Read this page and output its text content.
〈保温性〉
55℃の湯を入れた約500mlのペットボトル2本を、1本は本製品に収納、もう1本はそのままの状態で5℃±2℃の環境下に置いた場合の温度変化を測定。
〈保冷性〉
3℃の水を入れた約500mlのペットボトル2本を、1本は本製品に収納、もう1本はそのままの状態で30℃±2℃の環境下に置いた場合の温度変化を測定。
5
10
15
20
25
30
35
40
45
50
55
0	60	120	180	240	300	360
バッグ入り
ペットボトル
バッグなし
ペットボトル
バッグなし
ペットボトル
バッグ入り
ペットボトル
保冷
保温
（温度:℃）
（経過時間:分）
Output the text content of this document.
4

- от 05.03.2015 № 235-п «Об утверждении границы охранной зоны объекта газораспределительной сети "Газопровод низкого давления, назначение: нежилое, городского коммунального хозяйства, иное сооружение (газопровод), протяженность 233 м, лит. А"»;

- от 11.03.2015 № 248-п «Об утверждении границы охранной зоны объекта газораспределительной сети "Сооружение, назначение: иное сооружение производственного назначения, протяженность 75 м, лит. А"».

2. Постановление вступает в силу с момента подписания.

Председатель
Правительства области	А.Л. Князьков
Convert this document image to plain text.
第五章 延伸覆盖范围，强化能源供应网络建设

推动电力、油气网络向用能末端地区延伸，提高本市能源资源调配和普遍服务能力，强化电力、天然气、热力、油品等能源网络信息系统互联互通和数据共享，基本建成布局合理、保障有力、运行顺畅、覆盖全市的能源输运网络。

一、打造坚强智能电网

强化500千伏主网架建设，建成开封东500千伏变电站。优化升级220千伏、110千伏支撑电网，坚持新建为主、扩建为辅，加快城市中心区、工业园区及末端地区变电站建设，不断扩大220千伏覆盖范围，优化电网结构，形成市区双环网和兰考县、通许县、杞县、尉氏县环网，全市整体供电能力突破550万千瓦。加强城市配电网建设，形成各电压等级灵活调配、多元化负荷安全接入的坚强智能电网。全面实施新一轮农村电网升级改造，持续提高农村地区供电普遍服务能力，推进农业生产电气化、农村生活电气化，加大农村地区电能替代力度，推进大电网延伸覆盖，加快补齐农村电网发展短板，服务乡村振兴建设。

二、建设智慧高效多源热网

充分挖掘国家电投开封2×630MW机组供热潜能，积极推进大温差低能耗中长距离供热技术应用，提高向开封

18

* [TASK PROMPT]:
Restate each of the entries above verbatim.

* [CORRECT RESULT]:
Read this page and output its text content.
〈保温性〉
55℃の湯を入れた約500mlのペットボトル2本を、1本は本製品に収納、もう1本はそのままの状態で5℃±2℃の環境下に置いた場合の温度変化を測定。
〈保冷性〉
3℃の水を入れた約500mlのペットボトル2本を、1本は本製品に収納、もう1本はそのままの状態で30℃±2℃の環境下に置いた場合の温度変化を測定。
5
10
15
20
25
30
35
40
45
50
55
0	60	120	180	240	300	360
バッグ入り
ペットボトル
バッグなし
ペットボトル
バッグなし
ペットボトル
バッグ入り
ペットボトル
保冷
保温
（温度:℃）
（経過時間:分）
Output the text content of this document.
4

- от 05.03.2015 № 235-п «Об утверждении границы охранной зоны объекта газораспределительной сети "Газопровод низкого давления, назначение: нежилое, городского коммунального хозяйства, иное сооружение (газопровод), протяженность 233 м, лит. А"»;

- от 11.03.2015 № 248-п «Об утверждении границы охранной зоны объекта газораспределительной сети "Сооружение, назначение: иное сооружение производственного назначения, протяженность 75 м, лит. А"».

2. Постановление вступает в силу с момента подписания.

Председатель
Правительства области	А.Л. Князьков
Convert this document image to plain text.
第五章 延伸覆盖范围，强化能源供应网络建设

推动电力、油气网络向用能末端地区延伸，提高本市能源资源调配和普遍服务能力，强化电力、天然气、热力、油品等能源网络信息系统互联互通和数据共享，基本建成布局合理、保障有力、运行顺畅、覆盖全市的能源输运网络。

一、打造坚强智能电网

强化500千伏主网架建设，建成开封东500千伏变电站。优化升级220千伏、110千伏支撑电网，坚持新建为主、扩建为辅，加快城市中心区、工业园区及末端地区变电站建设，不断扩大220千伏覆盖范围，优化电网结构，形成市区双环网和兰考县、通许县、杞县、尉氏县环网，全市整体供电能力突破550万千瓦。加强城市配电网建设，形成各电压等级灵活调配、多元化负荷安全接入的坚强智能电网。全面实施新一轮农村电网升级改造，持续提高农村地区供电普遍服务能力，推进农业生产电气化、农村生活电气化，加大农村地区电能替代力度，推进大电网延伸覆盖，加快补齐农村电网发展短板，服务乡村振兴建设。

二、建设智慧高效多源热网

充分挖掘国家电投开封2×630MW机组供热潜能，积极推进大温差低能耗中长距离供热技术应用，提高向开封

18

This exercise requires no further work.